** Given instruction **
Copy out each line of the material below that holds the string "content".

+ + + +

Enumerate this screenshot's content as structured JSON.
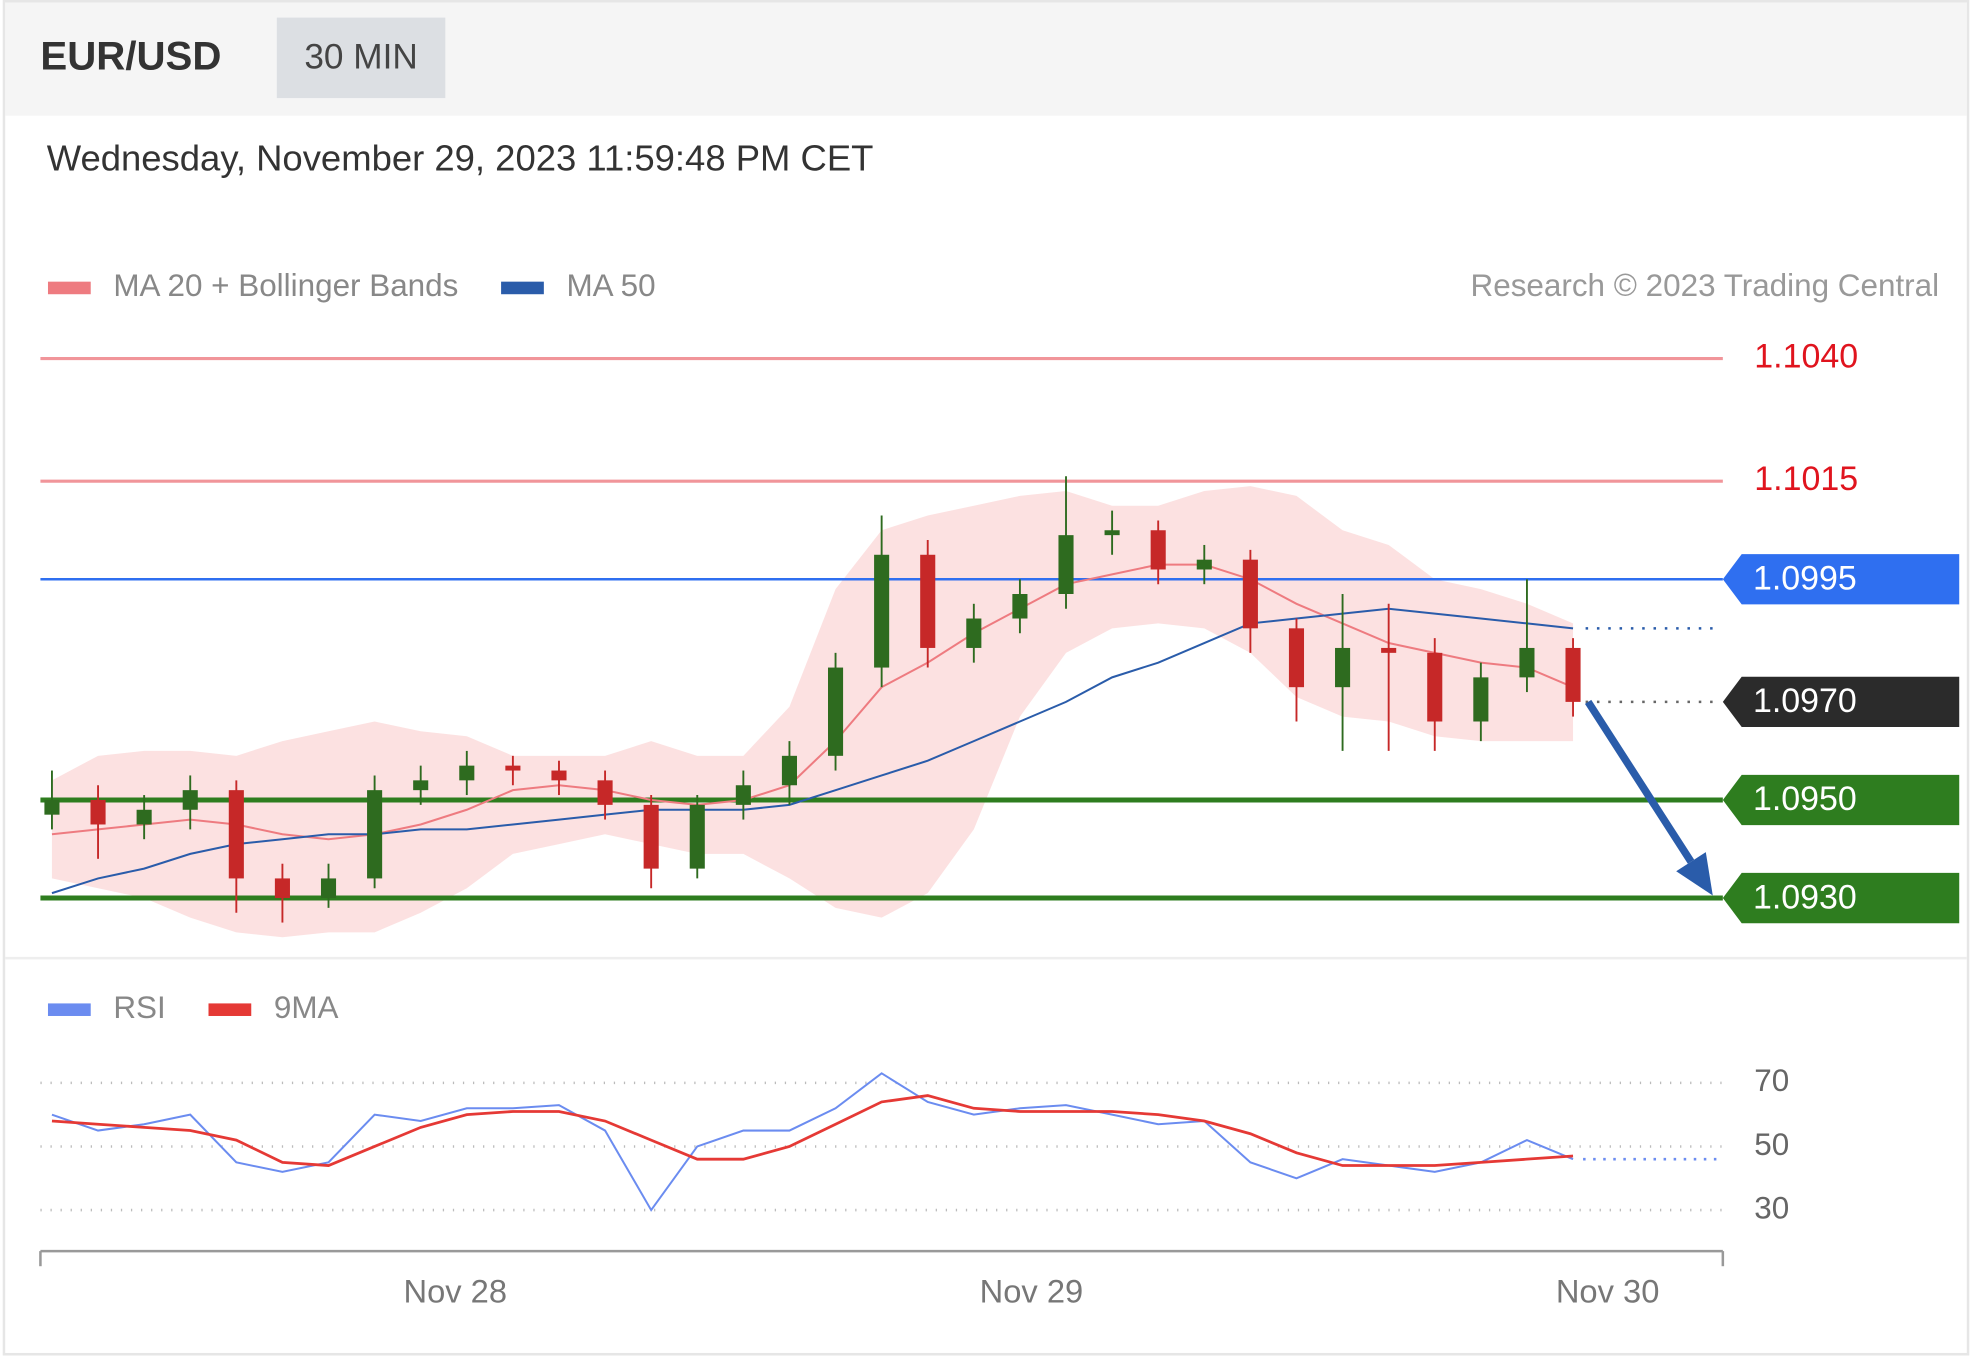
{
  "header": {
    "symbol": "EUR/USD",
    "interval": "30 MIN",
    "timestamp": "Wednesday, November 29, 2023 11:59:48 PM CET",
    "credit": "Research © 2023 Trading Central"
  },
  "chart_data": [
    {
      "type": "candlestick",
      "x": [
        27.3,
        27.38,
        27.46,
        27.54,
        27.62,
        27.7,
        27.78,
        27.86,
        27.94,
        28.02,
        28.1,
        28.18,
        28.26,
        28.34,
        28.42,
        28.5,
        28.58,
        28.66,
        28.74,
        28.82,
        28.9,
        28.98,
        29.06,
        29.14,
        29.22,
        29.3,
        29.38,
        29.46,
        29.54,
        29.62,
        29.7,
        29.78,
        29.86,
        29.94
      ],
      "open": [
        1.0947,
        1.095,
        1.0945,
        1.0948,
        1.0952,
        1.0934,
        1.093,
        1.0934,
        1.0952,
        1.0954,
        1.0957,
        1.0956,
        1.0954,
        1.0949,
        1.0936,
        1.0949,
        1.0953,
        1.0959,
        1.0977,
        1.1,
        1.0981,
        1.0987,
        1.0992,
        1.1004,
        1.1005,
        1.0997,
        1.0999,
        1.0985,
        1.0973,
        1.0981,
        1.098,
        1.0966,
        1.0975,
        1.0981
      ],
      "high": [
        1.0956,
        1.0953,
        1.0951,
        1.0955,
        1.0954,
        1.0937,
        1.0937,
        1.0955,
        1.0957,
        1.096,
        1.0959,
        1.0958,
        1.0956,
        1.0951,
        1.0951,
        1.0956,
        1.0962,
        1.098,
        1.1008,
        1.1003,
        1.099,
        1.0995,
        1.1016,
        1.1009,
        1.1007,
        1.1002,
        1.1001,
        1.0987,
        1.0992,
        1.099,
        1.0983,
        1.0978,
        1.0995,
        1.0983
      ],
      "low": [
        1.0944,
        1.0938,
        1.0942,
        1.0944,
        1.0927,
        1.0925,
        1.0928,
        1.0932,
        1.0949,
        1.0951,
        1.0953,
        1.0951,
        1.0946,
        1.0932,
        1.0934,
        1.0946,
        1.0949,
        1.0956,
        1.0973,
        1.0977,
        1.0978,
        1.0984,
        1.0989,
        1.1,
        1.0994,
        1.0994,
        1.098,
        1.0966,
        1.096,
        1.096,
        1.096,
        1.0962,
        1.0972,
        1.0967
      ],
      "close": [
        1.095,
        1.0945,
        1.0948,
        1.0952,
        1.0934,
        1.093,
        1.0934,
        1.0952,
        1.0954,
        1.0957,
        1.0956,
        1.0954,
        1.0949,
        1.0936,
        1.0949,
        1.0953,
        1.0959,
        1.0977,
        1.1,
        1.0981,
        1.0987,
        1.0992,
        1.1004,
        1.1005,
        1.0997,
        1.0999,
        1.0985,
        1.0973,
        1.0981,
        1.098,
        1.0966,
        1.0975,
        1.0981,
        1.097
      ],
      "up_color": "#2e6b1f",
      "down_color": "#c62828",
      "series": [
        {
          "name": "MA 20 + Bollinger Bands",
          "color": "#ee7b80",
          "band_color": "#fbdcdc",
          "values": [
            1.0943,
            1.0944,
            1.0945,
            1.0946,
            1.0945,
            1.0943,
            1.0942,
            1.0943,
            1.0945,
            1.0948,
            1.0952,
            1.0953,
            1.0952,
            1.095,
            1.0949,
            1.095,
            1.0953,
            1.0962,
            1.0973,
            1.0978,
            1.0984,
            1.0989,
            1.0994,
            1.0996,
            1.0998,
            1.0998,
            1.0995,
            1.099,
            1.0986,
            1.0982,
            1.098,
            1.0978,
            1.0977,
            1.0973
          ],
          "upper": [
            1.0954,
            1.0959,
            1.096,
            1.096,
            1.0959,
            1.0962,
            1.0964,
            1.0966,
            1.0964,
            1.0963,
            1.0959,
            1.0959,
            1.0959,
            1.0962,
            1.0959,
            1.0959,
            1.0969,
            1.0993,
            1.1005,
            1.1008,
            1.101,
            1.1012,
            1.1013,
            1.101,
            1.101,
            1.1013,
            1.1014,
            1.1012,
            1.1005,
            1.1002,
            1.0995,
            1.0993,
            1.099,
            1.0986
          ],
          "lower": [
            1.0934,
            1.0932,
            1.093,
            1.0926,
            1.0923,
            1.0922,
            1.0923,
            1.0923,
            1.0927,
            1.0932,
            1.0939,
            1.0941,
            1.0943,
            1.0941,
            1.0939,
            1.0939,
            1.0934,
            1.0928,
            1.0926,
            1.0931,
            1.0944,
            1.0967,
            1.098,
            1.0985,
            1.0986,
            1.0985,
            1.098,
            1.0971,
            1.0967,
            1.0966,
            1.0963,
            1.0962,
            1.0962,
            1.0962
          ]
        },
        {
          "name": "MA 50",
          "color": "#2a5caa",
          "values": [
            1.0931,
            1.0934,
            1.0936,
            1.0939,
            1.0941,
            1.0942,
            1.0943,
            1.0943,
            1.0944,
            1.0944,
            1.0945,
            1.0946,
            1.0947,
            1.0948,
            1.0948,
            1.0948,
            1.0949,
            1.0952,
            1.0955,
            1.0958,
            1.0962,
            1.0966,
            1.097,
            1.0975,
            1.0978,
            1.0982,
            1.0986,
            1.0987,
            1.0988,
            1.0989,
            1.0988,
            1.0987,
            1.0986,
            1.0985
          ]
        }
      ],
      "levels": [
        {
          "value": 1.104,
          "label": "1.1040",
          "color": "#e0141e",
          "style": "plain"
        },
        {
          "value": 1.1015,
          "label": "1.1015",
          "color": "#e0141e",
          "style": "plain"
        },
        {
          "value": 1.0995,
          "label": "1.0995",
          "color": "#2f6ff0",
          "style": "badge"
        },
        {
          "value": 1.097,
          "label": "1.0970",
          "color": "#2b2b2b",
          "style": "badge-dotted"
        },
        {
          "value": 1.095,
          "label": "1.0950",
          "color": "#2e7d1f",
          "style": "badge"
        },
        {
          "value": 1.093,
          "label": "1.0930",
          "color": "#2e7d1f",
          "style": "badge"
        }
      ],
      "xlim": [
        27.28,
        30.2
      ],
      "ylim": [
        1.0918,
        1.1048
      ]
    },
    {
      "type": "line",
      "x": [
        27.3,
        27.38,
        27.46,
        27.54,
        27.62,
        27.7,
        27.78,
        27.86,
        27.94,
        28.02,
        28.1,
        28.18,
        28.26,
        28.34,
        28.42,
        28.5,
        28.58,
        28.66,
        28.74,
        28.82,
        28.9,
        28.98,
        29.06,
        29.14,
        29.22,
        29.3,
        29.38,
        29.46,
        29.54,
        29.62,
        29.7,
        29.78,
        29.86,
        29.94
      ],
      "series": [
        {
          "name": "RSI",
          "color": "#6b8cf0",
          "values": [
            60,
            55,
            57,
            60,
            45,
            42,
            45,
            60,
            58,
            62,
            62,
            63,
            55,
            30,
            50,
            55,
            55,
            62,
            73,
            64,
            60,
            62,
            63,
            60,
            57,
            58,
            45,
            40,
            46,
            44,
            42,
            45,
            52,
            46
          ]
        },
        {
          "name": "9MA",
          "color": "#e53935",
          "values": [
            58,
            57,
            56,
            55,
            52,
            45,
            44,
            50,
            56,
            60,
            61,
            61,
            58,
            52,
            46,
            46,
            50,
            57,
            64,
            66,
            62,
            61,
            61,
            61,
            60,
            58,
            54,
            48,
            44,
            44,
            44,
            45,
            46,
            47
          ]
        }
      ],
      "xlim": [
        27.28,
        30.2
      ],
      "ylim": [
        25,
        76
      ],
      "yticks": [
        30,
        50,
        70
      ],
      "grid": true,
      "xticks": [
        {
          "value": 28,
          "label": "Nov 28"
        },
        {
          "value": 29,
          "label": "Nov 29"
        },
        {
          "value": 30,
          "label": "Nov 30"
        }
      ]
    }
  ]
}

+ + + +

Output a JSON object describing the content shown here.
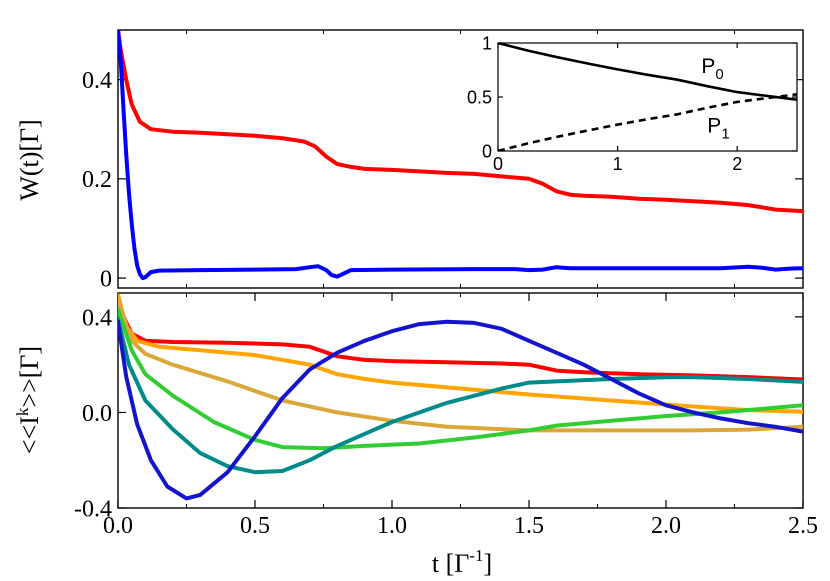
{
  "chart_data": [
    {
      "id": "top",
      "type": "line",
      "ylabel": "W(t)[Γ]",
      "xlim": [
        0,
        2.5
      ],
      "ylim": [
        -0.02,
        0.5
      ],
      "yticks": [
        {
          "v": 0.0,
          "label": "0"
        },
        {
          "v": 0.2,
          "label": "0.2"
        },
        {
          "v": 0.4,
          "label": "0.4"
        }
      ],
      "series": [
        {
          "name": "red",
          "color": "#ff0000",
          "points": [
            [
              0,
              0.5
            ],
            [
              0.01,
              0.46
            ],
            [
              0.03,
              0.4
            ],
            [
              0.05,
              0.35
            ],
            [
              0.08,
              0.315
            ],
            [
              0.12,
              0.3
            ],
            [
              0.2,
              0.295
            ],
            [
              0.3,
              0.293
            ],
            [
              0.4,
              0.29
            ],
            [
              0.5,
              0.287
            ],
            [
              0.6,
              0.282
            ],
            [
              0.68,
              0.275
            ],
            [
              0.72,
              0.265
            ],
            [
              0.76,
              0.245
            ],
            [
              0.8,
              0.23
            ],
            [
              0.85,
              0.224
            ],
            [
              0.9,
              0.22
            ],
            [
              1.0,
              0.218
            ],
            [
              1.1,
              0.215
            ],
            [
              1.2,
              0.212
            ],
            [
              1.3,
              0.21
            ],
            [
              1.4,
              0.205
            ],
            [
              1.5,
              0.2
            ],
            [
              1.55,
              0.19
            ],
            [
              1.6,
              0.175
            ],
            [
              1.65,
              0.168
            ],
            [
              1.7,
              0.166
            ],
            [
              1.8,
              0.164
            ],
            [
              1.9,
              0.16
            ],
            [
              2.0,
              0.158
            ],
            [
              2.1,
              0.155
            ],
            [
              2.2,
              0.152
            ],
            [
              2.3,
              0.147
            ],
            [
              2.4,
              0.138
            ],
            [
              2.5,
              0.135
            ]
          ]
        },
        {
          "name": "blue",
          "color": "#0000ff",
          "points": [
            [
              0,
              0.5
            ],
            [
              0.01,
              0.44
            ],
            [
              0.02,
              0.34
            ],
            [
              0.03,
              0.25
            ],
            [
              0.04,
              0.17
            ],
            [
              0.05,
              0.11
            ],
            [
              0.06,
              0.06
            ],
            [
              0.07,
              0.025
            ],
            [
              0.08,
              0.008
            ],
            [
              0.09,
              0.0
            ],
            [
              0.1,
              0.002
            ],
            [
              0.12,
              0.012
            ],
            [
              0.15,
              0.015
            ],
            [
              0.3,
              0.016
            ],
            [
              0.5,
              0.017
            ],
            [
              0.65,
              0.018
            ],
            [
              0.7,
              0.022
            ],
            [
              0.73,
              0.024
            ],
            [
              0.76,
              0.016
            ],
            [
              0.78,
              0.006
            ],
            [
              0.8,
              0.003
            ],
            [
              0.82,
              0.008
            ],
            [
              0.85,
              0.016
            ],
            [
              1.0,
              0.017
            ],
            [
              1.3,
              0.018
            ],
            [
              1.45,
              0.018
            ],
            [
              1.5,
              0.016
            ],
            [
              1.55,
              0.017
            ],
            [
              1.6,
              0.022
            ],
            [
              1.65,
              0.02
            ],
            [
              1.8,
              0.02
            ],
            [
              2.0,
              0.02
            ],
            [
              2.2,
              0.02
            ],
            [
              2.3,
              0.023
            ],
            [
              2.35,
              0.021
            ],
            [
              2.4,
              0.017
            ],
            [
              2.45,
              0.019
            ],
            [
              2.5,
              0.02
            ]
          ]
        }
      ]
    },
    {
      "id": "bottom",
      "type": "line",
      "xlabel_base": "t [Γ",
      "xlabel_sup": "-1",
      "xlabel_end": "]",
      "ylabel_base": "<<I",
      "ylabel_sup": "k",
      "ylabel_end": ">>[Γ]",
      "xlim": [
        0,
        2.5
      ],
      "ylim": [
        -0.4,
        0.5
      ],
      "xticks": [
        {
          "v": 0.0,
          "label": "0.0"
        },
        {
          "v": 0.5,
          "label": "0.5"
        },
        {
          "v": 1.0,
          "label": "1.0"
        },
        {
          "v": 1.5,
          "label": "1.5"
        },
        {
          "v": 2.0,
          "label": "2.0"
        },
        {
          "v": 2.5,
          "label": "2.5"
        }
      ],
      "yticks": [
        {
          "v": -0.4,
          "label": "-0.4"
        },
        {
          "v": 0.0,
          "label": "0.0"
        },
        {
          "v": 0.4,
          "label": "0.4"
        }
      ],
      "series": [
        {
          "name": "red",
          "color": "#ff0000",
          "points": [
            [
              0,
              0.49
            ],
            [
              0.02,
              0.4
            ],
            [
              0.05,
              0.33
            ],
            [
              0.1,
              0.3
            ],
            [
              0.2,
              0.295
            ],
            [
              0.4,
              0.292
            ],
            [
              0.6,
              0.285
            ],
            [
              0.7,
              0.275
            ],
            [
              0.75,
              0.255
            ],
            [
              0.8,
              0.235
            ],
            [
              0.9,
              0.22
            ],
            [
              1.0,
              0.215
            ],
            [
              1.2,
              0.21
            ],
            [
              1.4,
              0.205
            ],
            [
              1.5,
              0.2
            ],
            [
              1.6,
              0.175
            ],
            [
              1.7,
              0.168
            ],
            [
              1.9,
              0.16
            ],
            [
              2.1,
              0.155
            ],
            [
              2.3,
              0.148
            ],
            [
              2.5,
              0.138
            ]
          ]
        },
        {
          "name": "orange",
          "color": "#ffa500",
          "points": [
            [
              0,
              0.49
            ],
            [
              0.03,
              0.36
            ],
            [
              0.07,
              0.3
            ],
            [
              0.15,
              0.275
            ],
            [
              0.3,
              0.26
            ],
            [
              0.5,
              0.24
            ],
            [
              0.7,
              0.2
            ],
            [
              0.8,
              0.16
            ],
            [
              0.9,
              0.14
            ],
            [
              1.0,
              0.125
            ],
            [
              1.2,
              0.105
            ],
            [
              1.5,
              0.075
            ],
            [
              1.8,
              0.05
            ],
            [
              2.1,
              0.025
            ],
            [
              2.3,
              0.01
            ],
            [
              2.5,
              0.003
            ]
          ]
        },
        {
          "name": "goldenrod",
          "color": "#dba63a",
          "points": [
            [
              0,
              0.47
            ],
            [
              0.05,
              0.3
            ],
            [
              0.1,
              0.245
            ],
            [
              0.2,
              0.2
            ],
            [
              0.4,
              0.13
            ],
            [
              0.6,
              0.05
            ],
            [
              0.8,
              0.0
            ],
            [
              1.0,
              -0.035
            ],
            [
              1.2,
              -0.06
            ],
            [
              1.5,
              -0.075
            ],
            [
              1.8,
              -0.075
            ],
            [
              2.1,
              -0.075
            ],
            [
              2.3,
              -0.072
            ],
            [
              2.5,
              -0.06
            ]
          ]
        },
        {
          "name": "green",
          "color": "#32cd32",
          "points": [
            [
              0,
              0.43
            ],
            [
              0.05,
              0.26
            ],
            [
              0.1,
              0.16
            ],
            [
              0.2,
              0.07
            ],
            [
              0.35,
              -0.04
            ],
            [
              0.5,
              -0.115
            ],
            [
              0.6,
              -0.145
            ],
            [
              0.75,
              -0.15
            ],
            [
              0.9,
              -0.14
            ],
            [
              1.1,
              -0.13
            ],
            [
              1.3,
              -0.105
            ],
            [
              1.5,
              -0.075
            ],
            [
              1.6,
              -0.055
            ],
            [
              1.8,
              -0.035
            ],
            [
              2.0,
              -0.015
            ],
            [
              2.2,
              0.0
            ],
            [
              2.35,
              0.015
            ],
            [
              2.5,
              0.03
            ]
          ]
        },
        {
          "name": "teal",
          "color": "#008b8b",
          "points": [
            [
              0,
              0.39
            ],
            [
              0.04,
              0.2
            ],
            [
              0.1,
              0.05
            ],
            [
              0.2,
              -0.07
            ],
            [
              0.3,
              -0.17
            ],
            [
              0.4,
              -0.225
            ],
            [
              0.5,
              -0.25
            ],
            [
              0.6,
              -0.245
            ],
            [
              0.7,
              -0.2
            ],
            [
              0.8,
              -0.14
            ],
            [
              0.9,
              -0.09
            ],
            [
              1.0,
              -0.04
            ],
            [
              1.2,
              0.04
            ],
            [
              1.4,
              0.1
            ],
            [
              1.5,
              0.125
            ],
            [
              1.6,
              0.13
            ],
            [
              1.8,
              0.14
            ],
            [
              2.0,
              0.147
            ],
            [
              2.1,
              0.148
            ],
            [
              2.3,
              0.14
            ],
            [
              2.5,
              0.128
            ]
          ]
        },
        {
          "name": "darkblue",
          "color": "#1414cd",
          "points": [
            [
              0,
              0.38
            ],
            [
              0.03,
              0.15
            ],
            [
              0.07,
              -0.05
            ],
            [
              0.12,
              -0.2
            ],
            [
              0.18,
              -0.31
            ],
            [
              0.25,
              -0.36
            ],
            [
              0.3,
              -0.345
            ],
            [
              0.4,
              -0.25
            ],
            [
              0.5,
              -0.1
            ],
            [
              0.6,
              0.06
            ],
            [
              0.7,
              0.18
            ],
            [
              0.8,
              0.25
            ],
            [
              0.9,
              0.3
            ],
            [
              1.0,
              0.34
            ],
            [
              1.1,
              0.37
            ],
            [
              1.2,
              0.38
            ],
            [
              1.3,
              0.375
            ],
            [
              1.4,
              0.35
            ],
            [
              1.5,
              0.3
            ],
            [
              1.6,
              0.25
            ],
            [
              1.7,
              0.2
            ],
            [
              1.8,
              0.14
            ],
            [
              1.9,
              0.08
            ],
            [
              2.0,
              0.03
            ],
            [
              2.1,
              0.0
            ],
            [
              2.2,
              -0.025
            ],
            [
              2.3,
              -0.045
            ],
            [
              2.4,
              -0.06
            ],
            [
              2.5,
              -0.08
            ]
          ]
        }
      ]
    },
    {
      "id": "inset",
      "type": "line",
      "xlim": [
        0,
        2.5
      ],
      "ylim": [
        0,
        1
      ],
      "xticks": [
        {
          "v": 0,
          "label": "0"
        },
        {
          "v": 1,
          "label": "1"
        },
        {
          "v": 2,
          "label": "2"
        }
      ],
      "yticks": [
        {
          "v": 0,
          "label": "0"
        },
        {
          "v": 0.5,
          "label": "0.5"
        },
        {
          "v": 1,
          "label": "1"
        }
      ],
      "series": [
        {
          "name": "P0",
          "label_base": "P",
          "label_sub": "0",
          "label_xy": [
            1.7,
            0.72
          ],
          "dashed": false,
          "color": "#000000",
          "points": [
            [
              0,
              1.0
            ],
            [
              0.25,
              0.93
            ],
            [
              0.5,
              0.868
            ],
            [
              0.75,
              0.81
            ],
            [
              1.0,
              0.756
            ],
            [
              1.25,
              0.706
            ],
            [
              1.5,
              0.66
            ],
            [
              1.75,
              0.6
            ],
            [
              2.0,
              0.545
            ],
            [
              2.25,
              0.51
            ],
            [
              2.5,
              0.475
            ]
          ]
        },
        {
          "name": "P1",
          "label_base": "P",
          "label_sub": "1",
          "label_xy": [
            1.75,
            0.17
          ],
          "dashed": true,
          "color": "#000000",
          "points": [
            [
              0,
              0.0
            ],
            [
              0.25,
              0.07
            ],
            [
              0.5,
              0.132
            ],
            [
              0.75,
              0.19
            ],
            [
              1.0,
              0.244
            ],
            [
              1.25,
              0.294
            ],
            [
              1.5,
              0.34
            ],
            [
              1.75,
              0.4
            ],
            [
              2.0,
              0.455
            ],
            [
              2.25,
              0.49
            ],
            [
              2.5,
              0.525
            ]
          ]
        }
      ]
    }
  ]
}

+ + + +

** Full answer **
Enumerate this screenshot's content as structured JSON.
Output a JSON object describing the content shown here.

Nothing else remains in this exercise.